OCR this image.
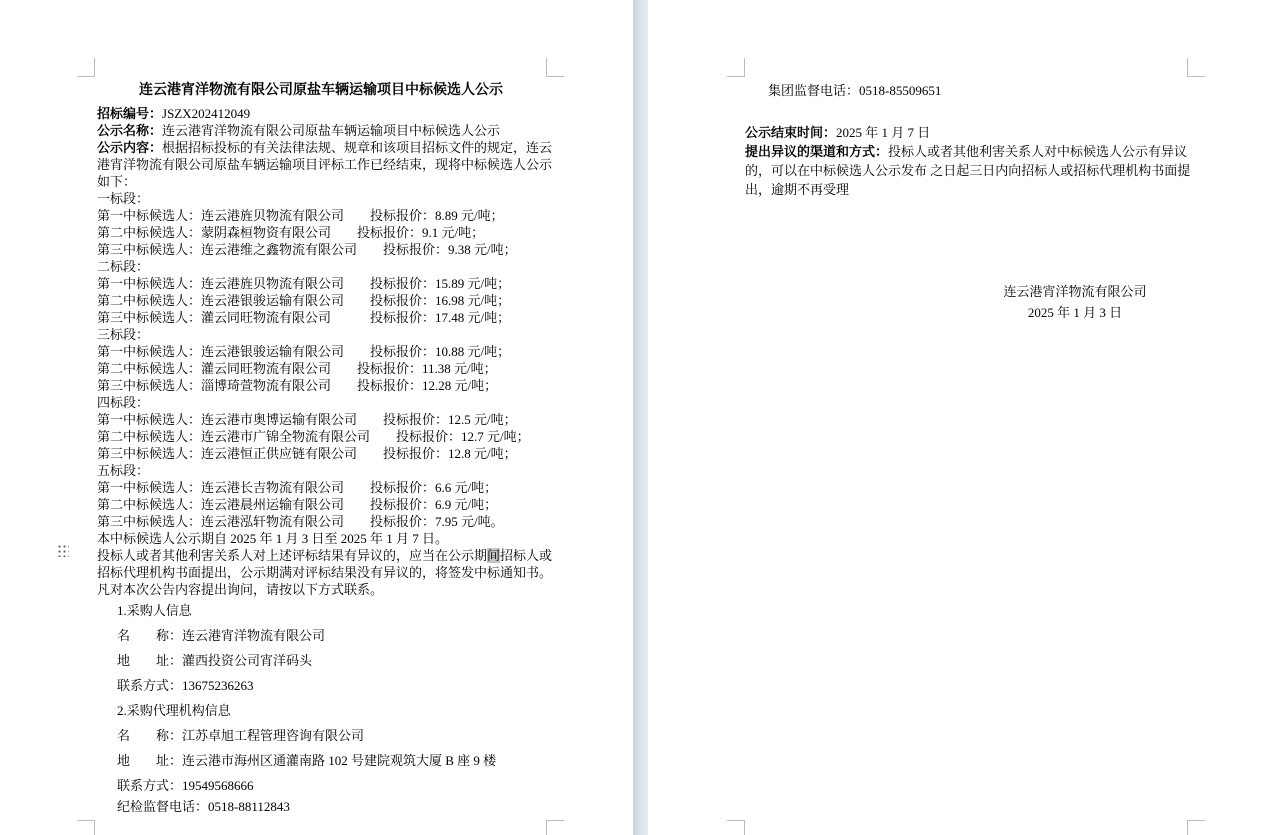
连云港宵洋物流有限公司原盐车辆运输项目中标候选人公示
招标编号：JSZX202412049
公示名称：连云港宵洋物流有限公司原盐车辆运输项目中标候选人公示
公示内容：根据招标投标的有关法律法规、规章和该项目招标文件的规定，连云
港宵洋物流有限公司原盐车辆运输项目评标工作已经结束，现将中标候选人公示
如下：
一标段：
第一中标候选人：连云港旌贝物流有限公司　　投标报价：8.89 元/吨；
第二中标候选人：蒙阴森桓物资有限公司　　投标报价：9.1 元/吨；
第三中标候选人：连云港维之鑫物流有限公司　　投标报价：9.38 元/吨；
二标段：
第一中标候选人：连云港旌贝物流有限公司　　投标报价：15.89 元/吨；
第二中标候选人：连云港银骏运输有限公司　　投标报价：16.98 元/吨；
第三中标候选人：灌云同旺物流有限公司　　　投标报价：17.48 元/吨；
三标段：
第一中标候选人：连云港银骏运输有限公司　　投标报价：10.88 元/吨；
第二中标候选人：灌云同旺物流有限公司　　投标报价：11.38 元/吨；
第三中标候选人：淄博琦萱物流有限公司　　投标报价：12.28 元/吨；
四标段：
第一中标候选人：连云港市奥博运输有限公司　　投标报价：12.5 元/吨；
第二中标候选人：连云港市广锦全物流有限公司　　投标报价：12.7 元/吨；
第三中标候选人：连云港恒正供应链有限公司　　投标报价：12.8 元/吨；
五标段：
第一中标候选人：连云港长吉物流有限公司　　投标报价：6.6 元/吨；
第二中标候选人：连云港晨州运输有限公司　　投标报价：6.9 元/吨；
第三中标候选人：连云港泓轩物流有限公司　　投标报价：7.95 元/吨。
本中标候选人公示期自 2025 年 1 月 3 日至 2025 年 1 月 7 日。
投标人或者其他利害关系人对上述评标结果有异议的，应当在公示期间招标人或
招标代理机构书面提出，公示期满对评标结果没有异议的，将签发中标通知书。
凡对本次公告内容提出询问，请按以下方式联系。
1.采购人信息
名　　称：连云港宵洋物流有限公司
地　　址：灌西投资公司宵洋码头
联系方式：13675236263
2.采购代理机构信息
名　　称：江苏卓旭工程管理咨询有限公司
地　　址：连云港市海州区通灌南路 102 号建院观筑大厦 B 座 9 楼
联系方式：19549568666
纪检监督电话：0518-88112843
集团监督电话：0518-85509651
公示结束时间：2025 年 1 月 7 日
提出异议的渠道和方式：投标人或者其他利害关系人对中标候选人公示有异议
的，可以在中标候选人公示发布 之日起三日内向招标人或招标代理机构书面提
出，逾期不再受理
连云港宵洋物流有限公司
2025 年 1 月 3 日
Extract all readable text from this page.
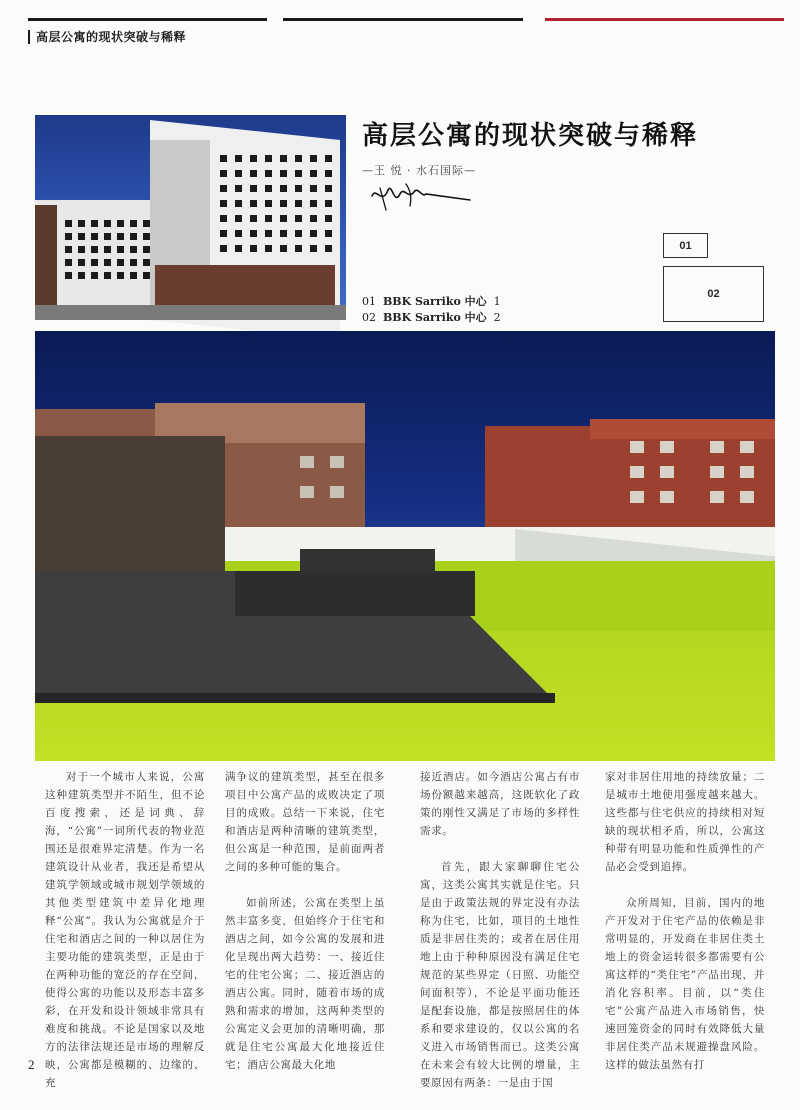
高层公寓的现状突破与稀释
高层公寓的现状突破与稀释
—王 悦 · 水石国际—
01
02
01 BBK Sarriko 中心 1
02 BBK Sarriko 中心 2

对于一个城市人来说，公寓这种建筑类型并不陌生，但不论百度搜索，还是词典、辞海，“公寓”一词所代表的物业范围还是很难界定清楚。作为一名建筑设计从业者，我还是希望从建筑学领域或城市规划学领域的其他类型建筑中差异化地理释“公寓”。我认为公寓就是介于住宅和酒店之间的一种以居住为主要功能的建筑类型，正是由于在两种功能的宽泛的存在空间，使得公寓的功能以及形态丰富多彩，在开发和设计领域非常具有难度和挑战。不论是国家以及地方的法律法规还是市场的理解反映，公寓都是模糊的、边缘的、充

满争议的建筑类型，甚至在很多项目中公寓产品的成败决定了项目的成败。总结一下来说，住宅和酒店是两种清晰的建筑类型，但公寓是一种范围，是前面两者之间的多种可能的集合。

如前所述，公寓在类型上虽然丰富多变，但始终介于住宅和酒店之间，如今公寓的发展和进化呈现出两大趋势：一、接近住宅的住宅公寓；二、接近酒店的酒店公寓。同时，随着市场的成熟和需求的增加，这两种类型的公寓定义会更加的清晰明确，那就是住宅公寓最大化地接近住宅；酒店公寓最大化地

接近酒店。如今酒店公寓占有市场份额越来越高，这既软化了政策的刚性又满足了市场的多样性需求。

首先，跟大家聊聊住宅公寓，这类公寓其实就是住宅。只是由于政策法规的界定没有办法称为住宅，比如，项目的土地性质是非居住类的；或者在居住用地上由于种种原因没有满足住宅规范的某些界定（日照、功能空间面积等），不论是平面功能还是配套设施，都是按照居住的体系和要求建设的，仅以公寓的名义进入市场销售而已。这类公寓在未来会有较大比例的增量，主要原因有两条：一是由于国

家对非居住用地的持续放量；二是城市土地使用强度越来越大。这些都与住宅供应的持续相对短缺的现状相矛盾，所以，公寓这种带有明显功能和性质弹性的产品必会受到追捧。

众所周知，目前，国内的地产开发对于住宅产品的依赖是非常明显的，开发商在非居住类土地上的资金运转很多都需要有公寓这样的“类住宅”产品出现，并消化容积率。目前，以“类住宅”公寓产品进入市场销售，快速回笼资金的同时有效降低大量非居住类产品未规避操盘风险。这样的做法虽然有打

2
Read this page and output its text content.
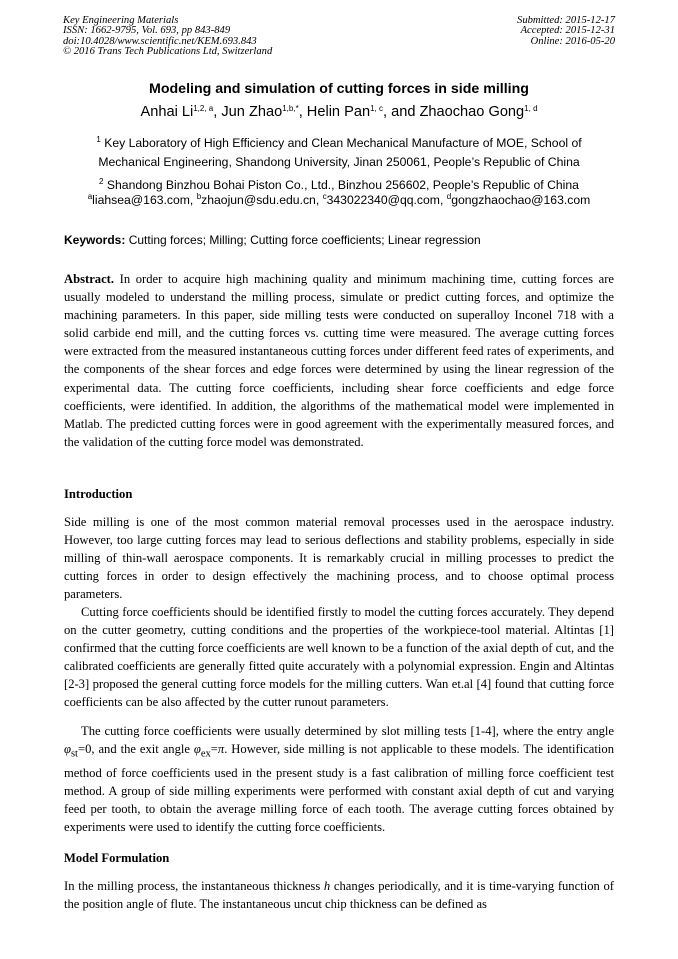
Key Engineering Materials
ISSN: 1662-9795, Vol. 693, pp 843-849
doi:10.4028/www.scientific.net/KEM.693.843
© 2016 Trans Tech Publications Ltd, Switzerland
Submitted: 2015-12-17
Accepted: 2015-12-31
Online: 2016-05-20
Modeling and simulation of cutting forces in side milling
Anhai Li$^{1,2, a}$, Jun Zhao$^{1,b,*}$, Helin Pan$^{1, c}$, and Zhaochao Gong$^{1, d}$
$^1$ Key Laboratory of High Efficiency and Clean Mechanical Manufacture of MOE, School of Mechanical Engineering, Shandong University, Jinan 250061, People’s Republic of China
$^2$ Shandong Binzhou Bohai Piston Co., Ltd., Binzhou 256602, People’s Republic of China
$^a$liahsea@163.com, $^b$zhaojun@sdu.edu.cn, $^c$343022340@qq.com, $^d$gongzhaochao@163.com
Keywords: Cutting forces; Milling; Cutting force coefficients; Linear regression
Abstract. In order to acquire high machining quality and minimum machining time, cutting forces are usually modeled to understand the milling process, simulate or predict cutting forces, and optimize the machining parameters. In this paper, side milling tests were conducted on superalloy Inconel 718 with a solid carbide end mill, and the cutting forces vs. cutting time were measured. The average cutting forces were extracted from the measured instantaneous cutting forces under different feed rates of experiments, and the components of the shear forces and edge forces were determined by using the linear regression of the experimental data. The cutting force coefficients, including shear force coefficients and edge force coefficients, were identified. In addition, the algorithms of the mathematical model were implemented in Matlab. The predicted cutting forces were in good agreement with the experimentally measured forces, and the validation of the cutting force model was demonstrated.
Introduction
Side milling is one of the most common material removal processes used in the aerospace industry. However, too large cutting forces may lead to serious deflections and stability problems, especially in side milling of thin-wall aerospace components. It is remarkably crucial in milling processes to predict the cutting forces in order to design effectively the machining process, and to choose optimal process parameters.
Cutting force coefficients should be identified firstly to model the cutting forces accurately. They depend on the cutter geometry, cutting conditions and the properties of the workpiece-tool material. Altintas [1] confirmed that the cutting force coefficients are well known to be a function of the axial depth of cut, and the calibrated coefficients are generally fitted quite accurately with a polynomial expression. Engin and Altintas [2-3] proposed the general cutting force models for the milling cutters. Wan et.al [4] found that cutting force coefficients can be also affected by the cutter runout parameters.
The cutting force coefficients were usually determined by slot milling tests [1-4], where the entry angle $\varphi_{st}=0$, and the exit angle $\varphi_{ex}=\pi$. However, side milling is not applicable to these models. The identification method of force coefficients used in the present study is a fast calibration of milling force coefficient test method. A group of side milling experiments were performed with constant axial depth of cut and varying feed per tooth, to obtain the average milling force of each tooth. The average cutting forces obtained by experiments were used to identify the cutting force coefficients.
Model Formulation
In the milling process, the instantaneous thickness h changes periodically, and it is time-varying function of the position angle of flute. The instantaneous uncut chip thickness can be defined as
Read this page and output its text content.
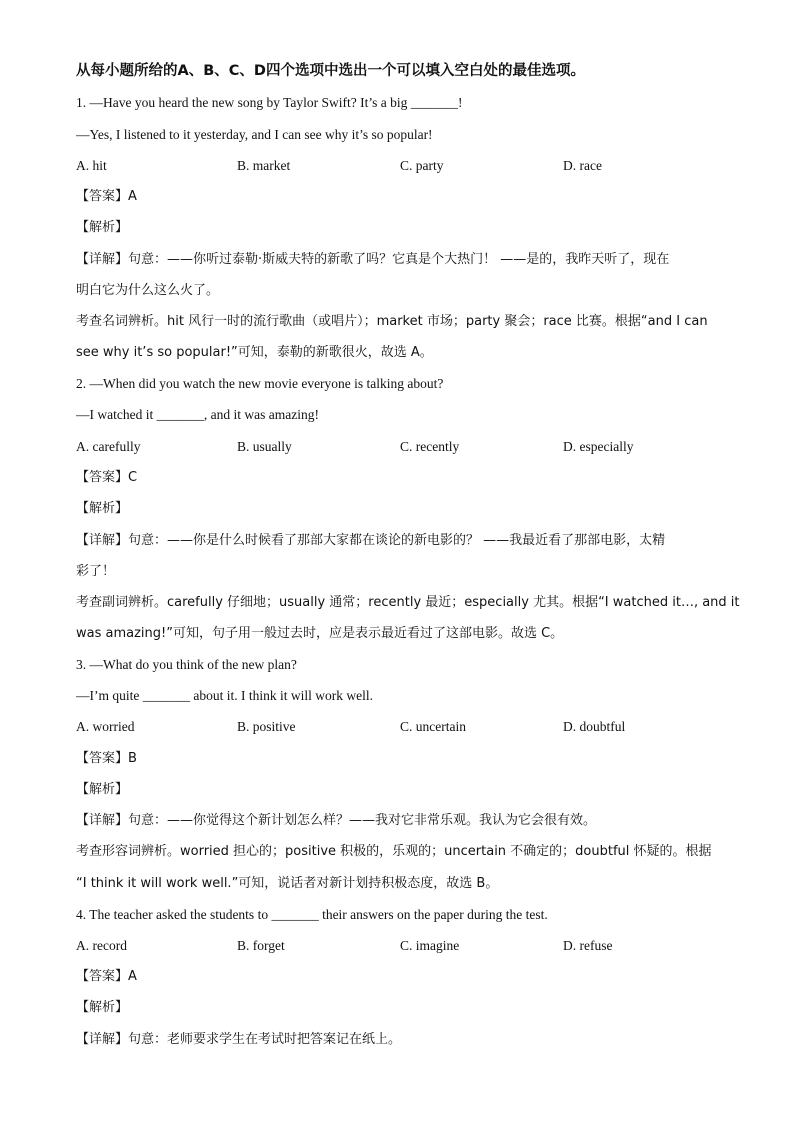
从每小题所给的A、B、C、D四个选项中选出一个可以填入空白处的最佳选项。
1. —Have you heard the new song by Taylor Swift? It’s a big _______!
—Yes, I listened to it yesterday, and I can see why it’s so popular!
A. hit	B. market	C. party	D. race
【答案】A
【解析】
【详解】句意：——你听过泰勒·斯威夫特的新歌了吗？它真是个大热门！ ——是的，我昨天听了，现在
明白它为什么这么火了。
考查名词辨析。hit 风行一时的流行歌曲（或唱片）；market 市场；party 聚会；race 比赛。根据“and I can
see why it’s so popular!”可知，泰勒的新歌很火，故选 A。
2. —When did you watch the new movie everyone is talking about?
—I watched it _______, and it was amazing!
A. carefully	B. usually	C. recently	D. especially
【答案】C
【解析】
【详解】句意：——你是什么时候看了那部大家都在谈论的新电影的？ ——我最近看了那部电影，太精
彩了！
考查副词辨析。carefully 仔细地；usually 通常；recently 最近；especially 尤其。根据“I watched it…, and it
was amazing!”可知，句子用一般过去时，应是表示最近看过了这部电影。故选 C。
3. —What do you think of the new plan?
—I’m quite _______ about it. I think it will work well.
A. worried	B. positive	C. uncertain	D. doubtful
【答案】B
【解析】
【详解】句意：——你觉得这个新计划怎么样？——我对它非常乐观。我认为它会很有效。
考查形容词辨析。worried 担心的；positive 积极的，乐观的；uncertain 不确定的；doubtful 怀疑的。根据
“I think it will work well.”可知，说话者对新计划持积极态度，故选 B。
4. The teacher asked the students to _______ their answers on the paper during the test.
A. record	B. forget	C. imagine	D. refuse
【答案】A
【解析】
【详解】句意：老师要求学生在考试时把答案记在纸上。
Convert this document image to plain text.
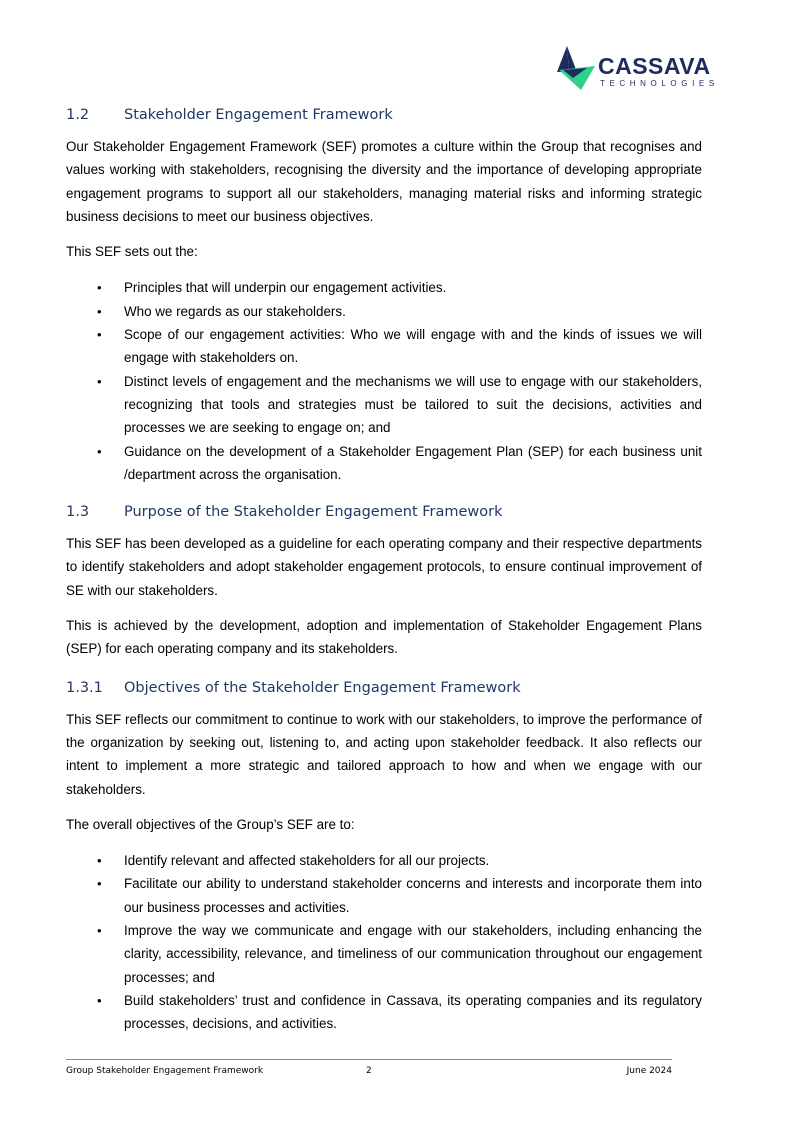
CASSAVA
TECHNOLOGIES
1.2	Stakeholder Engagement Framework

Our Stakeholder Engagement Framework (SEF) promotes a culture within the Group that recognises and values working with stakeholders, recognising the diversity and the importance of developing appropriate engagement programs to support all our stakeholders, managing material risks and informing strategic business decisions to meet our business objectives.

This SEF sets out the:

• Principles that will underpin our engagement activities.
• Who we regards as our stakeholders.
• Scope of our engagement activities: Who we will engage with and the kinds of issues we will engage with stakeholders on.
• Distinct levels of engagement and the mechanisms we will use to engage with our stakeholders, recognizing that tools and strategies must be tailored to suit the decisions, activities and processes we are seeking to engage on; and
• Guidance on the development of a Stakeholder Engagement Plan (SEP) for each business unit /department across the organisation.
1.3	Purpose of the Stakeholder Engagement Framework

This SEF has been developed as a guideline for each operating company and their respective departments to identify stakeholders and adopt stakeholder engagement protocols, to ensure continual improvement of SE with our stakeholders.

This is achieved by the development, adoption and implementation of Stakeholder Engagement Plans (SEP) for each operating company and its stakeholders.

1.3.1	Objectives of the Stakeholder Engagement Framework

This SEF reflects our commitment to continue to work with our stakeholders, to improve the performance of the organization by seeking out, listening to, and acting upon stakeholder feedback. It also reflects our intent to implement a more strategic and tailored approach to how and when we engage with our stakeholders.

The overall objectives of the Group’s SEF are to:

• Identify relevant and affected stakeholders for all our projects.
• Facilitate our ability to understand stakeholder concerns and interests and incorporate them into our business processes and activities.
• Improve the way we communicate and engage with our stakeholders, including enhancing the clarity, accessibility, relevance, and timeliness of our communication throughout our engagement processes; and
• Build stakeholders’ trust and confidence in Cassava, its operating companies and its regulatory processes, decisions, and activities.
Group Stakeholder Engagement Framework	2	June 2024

::::::

#### Written exercise:
Using the entries above, return each line that includes the word "Shandong".

#### Complete answer:
$^1$ Key Laboratory of High Efficiency and Clean Mechanical Manufacture of MOE, School of Mechanical Engineering, Shandong University, Jinan 250061, People’s Republic of China
$^2$ Shandong Binzhou Bohai Piston Co., Ltd., Binzhou 256602, People’s Republic of China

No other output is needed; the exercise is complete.